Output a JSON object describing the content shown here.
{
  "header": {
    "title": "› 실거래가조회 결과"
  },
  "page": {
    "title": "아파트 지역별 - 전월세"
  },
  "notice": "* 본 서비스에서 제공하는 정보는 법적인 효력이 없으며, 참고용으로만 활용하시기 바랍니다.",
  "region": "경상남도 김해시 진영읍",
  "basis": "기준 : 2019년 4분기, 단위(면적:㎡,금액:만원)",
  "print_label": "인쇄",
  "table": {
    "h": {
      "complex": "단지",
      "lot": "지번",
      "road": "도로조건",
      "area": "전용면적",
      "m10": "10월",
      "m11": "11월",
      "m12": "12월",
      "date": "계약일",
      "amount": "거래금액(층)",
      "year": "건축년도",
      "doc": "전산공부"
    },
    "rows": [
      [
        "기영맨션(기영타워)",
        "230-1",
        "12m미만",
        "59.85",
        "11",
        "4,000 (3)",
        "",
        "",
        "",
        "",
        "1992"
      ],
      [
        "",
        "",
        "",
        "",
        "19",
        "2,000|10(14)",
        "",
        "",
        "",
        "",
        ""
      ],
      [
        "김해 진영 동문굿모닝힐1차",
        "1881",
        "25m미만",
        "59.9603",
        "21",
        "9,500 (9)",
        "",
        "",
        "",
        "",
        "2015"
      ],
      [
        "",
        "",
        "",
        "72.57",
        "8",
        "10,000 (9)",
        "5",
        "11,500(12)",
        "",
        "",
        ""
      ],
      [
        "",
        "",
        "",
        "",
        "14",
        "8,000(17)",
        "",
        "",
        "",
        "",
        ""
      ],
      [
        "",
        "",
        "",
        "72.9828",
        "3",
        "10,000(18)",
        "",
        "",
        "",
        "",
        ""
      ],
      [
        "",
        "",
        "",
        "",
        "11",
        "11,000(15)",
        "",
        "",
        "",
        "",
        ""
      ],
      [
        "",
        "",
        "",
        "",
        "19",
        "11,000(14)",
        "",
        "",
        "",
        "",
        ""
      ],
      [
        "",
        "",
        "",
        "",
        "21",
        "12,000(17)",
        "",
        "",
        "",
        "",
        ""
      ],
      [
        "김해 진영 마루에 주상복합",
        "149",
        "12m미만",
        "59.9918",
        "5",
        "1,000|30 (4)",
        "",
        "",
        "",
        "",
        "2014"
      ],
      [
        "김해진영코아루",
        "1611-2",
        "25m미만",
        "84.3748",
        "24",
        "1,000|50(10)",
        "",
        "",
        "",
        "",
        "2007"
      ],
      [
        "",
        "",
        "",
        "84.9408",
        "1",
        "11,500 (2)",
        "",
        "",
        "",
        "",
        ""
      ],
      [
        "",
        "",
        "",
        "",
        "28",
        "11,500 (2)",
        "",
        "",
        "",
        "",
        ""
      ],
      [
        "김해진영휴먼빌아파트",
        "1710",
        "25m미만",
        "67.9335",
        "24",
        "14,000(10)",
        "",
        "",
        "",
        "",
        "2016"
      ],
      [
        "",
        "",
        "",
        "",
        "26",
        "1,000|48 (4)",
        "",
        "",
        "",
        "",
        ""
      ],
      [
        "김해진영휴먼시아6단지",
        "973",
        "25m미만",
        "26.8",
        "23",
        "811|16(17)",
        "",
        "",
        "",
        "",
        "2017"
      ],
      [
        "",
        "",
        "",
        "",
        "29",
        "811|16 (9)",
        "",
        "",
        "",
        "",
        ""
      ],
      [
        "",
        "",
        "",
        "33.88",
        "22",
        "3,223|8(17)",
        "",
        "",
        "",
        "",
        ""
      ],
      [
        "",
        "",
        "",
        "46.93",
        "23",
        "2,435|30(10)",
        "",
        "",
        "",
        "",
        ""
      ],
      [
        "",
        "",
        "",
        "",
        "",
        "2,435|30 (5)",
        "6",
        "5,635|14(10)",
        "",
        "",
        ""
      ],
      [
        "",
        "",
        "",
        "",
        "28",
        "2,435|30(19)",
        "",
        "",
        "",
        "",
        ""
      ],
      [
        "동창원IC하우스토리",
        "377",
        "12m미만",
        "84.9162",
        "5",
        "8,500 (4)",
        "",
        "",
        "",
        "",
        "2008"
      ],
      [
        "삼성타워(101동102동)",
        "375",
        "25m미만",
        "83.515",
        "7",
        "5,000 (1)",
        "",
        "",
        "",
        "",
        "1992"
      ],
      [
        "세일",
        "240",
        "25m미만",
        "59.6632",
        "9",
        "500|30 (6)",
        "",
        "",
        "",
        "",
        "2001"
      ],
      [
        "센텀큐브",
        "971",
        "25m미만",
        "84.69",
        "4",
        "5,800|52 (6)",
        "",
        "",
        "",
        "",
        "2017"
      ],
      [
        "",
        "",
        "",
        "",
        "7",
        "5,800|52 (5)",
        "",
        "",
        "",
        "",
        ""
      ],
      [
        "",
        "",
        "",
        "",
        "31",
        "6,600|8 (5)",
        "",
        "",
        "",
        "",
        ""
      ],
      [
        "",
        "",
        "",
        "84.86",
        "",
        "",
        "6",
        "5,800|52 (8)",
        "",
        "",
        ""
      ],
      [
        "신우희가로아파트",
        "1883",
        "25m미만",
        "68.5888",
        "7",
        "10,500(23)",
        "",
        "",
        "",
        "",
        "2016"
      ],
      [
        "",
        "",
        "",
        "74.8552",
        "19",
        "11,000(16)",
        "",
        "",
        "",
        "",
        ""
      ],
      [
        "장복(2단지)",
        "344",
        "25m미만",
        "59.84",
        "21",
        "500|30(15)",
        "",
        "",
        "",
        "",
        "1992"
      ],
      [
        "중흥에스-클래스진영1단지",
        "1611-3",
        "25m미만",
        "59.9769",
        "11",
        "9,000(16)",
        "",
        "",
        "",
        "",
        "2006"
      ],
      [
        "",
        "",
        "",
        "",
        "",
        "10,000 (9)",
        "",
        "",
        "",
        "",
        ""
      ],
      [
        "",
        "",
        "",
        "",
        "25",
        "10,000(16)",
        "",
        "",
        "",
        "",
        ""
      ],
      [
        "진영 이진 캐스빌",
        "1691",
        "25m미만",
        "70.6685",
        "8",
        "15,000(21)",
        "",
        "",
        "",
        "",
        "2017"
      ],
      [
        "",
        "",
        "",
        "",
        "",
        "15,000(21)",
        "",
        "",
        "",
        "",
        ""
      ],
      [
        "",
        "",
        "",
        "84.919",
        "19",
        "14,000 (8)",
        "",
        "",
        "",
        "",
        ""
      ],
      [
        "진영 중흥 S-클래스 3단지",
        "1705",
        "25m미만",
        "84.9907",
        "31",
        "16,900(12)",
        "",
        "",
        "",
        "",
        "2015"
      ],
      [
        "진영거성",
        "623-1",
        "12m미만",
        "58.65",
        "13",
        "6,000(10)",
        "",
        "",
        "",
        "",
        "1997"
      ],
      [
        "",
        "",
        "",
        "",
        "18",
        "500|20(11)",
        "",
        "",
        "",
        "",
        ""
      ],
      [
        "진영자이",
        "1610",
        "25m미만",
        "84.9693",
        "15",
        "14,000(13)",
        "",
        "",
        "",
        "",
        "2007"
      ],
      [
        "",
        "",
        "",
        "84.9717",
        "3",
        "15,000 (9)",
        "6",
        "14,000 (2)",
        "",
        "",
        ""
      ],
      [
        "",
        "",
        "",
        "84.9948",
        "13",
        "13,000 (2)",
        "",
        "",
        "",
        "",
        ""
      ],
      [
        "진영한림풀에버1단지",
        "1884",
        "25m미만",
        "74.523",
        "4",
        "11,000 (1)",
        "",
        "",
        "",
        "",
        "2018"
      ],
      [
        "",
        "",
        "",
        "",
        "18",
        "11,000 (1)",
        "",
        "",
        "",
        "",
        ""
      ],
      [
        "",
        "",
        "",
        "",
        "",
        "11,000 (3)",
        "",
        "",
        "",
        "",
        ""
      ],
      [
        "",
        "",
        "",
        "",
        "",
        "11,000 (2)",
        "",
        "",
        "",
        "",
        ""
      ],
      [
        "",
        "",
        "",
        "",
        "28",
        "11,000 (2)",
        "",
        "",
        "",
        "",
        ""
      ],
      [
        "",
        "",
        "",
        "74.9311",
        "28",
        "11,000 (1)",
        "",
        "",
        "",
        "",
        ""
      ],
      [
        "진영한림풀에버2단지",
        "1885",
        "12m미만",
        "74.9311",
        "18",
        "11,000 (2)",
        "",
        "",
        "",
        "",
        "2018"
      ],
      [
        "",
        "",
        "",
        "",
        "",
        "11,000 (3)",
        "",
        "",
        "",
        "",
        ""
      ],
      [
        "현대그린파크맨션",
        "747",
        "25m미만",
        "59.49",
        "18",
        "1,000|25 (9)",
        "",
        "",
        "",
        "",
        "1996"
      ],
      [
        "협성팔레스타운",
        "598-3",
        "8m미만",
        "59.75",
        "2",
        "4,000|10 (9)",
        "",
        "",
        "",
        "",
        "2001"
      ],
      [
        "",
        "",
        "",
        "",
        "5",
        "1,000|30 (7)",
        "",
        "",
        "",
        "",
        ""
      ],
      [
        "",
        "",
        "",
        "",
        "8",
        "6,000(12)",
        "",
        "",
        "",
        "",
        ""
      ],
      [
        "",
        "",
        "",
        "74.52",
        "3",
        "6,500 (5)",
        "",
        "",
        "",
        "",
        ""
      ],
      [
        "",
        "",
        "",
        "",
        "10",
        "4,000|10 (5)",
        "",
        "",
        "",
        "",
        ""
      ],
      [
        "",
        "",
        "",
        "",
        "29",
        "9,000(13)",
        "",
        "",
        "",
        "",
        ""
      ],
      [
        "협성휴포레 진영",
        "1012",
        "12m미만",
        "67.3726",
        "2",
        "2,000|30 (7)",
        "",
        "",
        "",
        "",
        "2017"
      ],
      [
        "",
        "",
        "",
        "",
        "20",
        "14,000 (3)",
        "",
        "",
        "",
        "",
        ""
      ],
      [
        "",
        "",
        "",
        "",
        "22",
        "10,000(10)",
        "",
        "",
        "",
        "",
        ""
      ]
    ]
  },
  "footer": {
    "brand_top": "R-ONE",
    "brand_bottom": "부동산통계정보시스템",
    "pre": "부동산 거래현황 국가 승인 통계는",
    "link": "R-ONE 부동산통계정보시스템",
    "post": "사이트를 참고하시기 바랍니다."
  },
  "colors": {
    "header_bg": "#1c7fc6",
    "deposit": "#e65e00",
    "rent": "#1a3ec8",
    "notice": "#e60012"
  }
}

___

> _Task goal_
Report all lines of the data that include the word "notice".

> _Solution to the problem_
  "notice": "* 본 서비스에서 제공하는 정보는 법적인 효력이 없으며, 참고용으로만 활용하시기 바랍니다.",
    "notice": "#e60012"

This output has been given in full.